**EXCERPTED PASSAGE**
_ _ _ _ _ _ _

Bizarre Discovery Challenges Existing Theories on SupernovaeNovember 10, 2017, 11:00 AM HST (Updated November 9, 2017, 8:06 AM)
A recent discovery including data gathered at W.M. Keck Observatory on Maunakea is challenging existing theories on supernovae, or the explosion of stars.
Supernovae usually mark the final death of a star. But an international team of astronomers led by Las Cumbres Observatory (LCO) has found a star that has exploded multiple times over a period of more than fifty years. Their findings were published Nov. 8, 2017, in the journal Nature.
“The spectra we obtained at Keck Observatory showed that this supernova looked like nothing we had ever seen before,” said Peter Nugent, senior scientist and division deputy for science engagement at the Computational Research Division of Lawrence Berkeley National Laboratory who coauthored the study. “This, after discovering nearly 5,000 supernovae in the last two decades. While the spectra bear a resemblance to normal hydrogen-rich core-collapse supernova explosions, they grew brighter and dimmer at least five times more slowly, stretching an event which normally lasts 100 days to over two years.”
Researchers used the Low Resolution Imaging Spectrometer (LRIS) on the observatory’s Keck I telescope to obtain light from the star’s host galaxy, and the Deep Imaging and Multi-Object Spectrograph (DEIMOS) on Keck II to obtain high-resolution spectra of the unusual star itself.
The supernova, named iPTF14hls, was first discovered in September of 2014 by the Palomar Transient Factory. It looked like an ordinary supernova at first glance. But several months later, LCO astronomers noticed it was growing brighter again after fading.

_ _ _ _ _ _ _

**DATA EXCERPT**

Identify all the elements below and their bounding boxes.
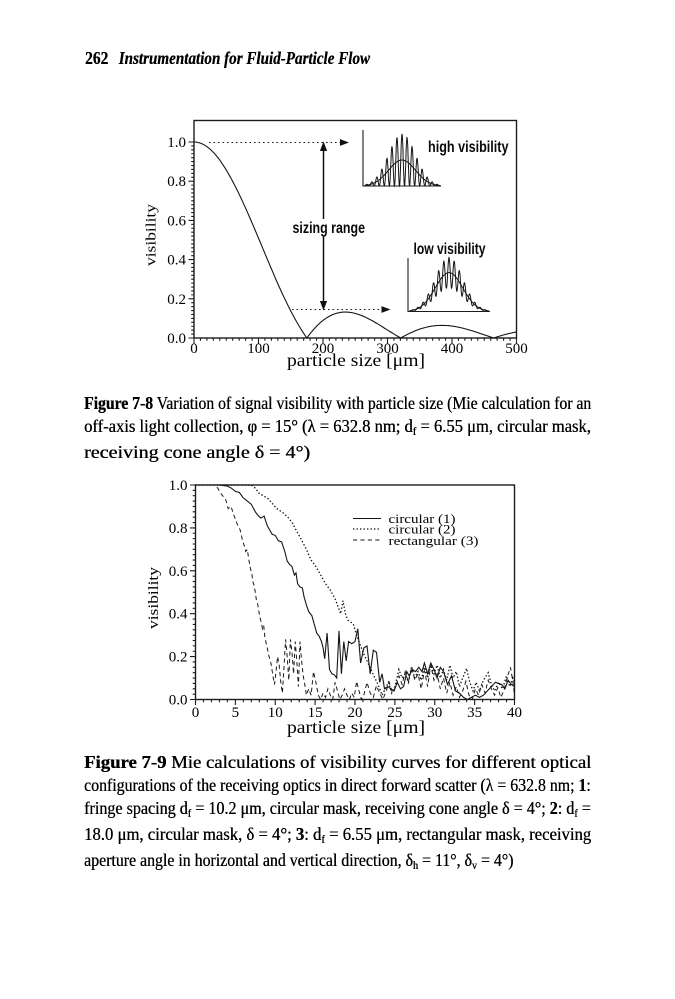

_ _ _ _ _ _ _

Can you reproduce the passage of the supernova article above word for word, starting at "A recent discovery" and ending at "the journal Nature."?

**REPLY**
A recent discovery including data gathered at W.M. Keck Observatory on Maunakea is challenging existing theories on supernovae, or the explosion of stars.
Supernovae usually mark the final death of a star. But an international team of astronomers led by Las Cumbres Observatory (LCO) has found a star that has exploded multiple times over a period of more than fifty years. Their findings were published Nov. 8, 2017, in the journal Nature.